Give back the lines below verbatim, starting with the very first one and ending with the line that contains "histogram-bar [180, 752, 207, 761]", both included.
BEGIN Supplied data
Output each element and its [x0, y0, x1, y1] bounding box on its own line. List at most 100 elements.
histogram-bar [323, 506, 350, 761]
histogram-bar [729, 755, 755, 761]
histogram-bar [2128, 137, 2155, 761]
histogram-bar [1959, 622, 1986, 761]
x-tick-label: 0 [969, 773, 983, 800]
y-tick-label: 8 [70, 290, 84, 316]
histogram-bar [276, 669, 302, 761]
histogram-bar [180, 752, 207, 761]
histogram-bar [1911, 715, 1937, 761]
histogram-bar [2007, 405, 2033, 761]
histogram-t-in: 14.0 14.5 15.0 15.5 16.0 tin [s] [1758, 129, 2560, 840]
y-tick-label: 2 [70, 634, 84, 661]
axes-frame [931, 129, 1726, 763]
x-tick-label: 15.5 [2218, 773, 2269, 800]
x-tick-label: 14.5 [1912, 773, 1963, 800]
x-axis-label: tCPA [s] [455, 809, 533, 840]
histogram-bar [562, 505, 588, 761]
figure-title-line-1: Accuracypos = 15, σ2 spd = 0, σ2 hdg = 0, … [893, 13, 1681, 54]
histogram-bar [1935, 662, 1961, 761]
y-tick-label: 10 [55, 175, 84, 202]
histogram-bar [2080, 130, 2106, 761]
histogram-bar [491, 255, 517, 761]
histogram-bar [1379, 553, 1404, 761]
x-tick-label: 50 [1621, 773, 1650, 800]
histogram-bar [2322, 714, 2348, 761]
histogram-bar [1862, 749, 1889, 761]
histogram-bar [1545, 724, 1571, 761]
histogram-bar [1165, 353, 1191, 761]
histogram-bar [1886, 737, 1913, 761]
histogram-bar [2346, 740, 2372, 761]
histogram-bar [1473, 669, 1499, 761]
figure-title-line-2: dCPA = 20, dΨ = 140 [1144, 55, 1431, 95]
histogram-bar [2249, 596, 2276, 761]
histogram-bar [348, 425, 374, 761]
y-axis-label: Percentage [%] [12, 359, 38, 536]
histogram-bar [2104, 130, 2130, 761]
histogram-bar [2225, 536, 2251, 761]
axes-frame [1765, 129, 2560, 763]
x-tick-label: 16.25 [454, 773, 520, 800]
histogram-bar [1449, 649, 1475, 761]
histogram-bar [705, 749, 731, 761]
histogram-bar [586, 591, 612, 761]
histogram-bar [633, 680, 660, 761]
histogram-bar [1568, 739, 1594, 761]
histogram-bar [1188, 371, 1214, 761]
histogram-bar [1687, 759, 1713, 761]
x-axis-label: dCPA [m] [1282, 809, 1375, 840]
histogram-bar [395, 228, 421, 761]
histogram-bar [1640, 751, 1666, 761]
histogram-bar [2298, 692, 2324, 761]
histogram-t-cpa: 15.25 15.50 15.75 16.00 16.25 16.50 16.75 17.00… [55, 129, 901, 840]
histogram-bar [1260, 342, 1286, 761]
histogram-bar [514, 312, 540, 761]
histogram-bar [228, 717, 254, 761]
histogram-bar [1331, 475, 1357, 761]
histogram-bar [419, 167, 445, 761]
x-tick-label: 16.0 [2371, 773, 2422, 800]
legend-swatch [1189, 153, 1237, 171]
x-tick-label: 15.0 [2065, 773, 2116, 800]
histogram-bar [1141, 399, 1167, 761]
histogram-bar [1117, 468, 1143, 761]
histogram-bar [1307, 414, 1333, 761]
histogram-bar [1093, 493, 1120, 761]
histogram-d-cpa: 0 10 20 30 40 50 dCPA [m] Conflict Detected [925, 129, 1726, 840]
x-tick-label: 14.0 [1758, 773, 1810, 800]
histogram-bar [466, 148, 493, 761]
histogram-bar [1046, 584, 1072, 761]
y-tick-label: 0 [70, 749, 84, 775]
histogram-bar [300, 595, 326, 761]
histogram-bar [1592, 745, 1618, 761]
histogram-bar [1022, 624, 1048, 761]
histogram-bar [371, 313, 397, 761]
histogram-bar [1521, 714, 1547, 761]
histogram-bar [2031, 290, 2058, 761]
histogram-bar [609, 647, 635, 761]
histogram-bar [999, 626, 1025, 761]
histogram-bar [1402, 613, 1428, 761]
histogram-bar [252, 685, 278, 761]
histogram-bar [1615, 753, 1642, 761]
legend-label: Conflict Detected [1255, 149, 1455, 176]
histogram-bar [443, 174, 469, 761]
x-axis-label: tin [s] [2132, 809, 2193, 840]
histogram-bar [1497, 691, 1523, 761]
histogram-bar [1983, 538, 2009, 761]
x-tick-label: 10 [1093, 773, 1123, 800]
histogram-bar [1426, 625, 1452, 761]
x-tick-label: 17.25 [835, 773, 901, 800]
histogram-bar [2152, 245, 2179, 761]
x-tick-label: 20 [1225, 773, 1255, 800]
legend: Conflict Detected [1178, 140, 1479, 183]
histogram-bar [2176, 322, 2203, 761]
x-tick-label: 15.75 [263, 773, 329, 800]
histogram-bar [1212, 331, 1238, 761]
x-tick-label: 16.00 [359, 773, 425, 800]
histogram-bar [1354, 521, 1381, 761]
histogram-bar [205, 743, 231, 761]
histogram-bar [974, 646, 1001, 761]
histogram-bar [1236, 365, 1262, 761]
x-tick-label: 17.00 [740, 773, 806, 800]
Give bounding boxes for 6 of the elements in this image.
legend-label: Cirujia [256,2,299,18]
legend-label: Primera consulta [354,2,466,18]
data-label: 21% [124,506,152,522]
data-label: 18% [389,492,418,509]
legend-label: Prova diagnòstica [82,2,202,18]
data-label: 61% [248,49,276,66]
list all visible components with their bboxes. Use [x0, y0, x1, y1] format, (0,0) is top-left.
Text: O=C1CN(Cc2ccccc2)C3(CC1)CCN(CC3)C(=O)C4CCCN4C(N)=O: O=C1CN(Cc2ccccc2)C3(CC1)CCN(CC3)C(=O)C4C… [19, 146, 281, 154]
END Supplied data
• _Expected answer_:
Output each element and its [x0, y0, x1, y1] bounding box on its own line. List at most 100 elements.
histogram-bar [323, 506, 350, 761]
histogram-bar [729, 755, 755, 761]
histogram-bar [2128, 137, 2155, 761]
histogram-bar [1959, 622, 1986, 761]
x-tick-label: 0 [969, 773, 983, 800]
y-tick-label: 8 [70, 290, 84, 316]
histogram-bar [276, 669, 302, 761]
histogram-bar [180, 752, 207, 761]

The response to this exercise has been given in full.